Vendredi 2 février. Nous sommes invités à déjeuner dans la famille de Gaaba, jeune groenlandais qui est étudiant en journalisme à Nuuk et avec lequel nous pouvons échanger en anglais (ci-dessous sur la photo avec moi).


Il a décidé de nous accueillir chez lui pour nous faire découvrir la nourriture groenlandaise. Son père a ramené dernièrement un phoque qu’il a tué à la chasse et nous aurons droit à du foie et des reins de phoques. Crus ! Il nous propose aussi une variété de poissons séchés, de la graisse de phoque et de la peau d’une sorte de baleine dont je n’ai pas retenu le nom. Bon appétit les amis !

DONNÉES AFFICHÉES
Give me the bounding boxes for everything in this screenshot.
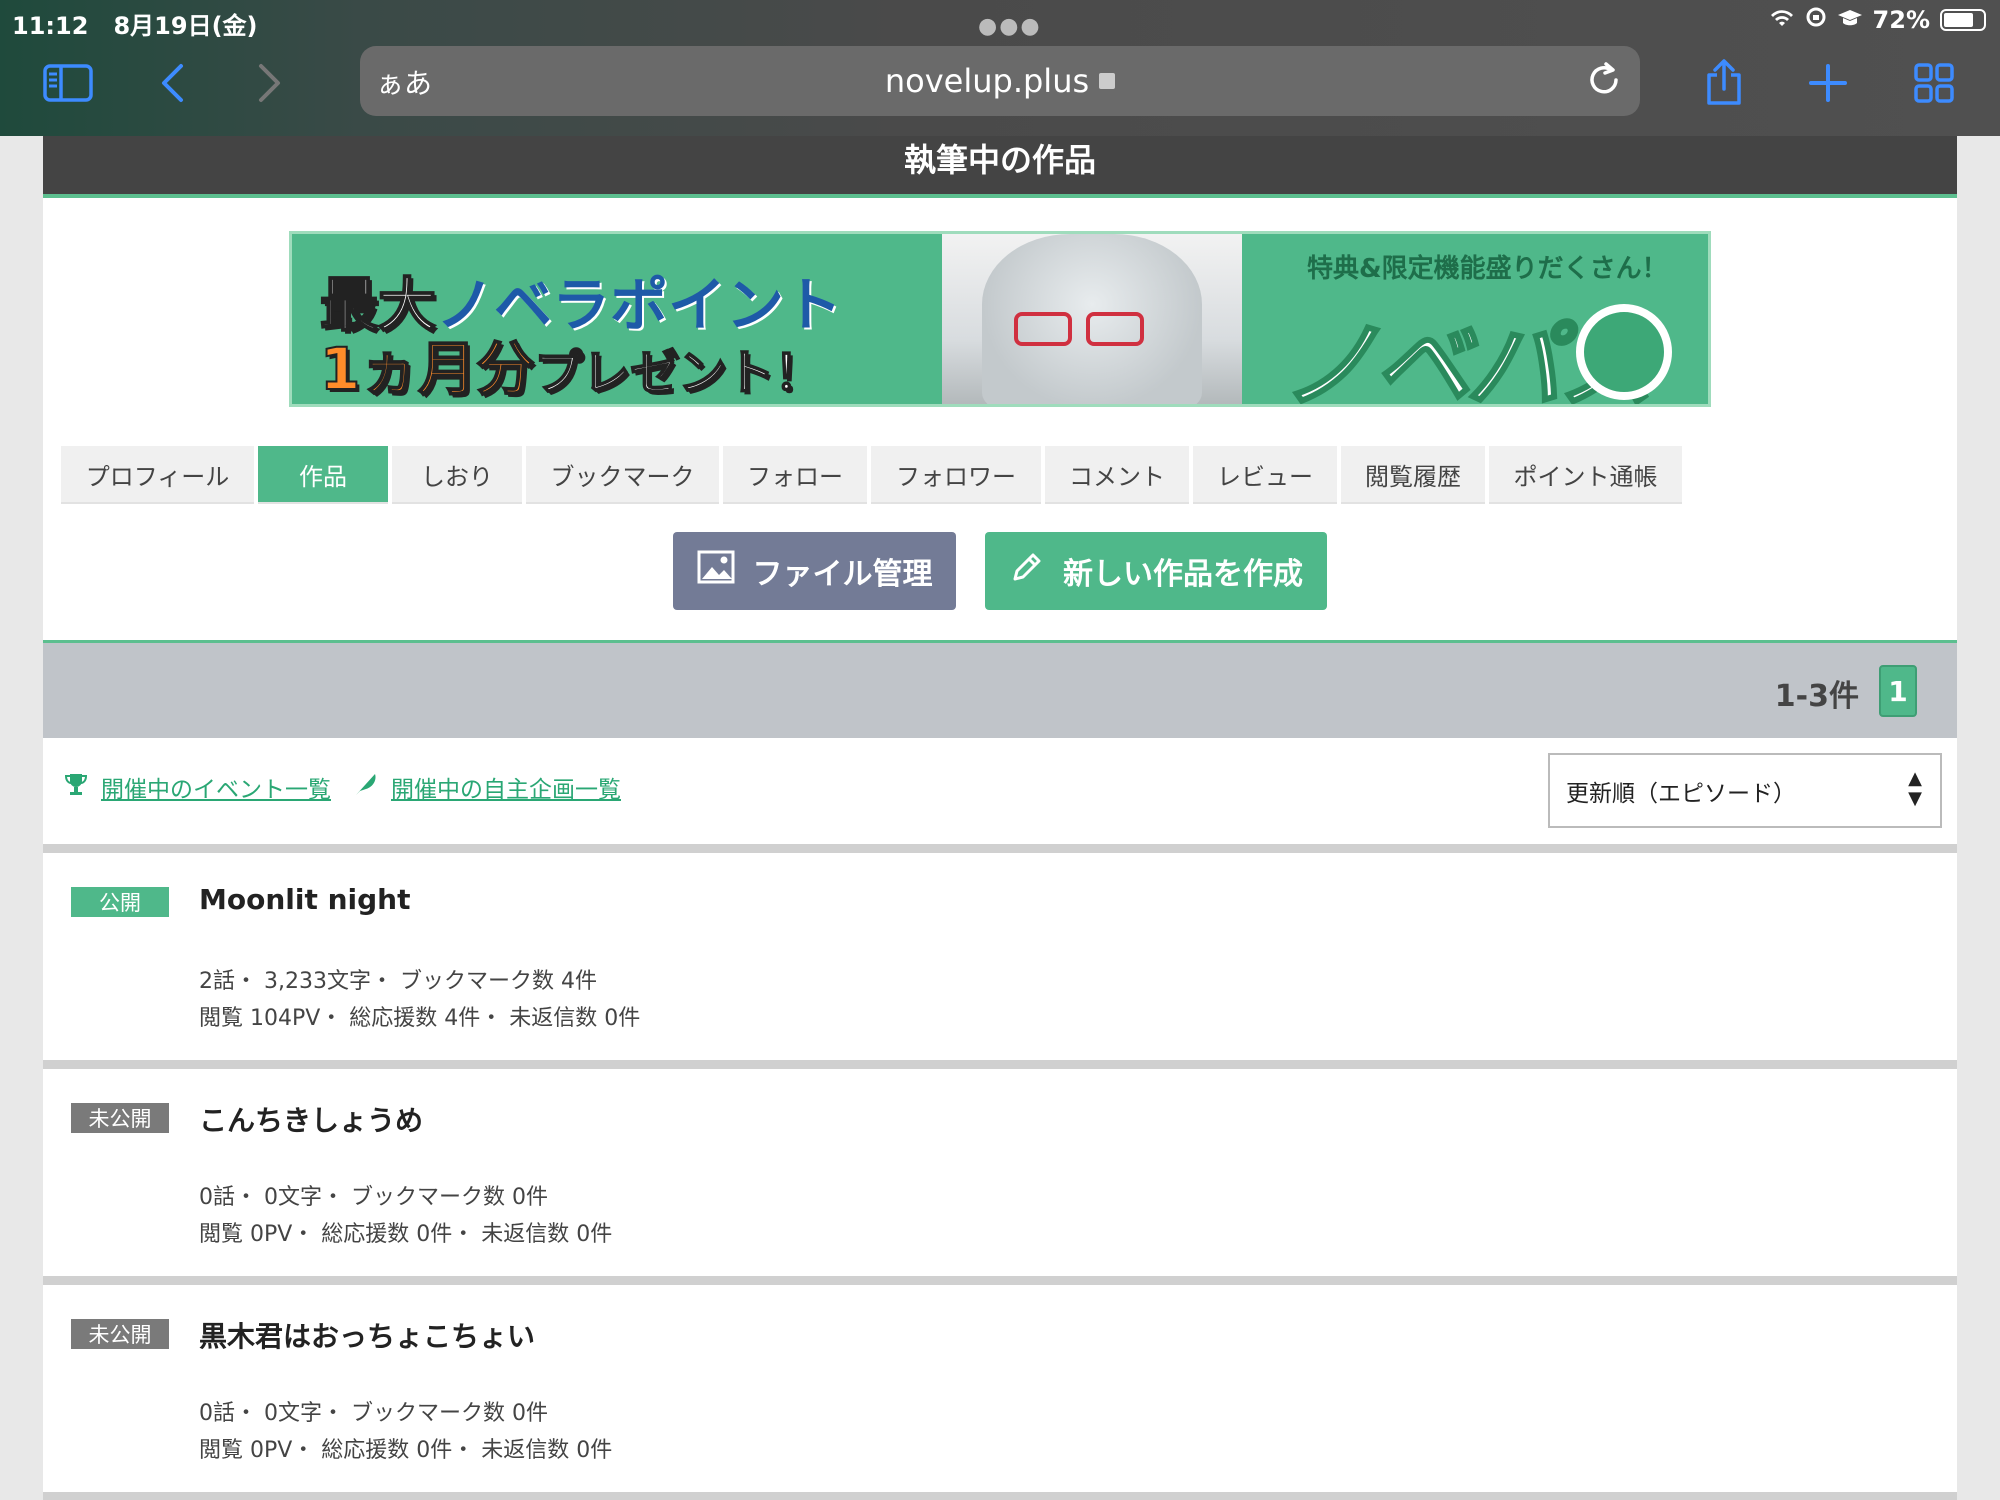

EXERCICE ÉCRIT
Extrayez, s'il vous plaît, du récit du déjeuner chez Gaaba le passage qui s'ouvre sur les mots contenant « Vendredi 2 février. » et se ferme sur « appétit les amis ! », sans rien y changer. Le matériel présenté plus haut n'entre pas en jeu ici.

RÉPONSE À L'EXERCICE
Vendredi 2 février. Nous sommes invités à déjeuner dans la famille de Gaaba, jeune groenlandais qui est étudiant en journalisme à Nuuk et avec lequel nous pouvons échanger en anglais (ci-dessous sur la photo avec moi).


Il a décidé de nous accueillir chez lui pour nous faire découvrir la nourriture groenlandaise. Son père a ramené dernièrement un phoque qu’il a tué à la chasse et nous aurons droit à du foie et des reins de phoques. Crus ! Il nous propose aussi une variété de poissons séchés, de la graisse de phoque et de la peau d’une sorte de baleine dont je n’ai pas retenu le nom. Bon appétit les amis !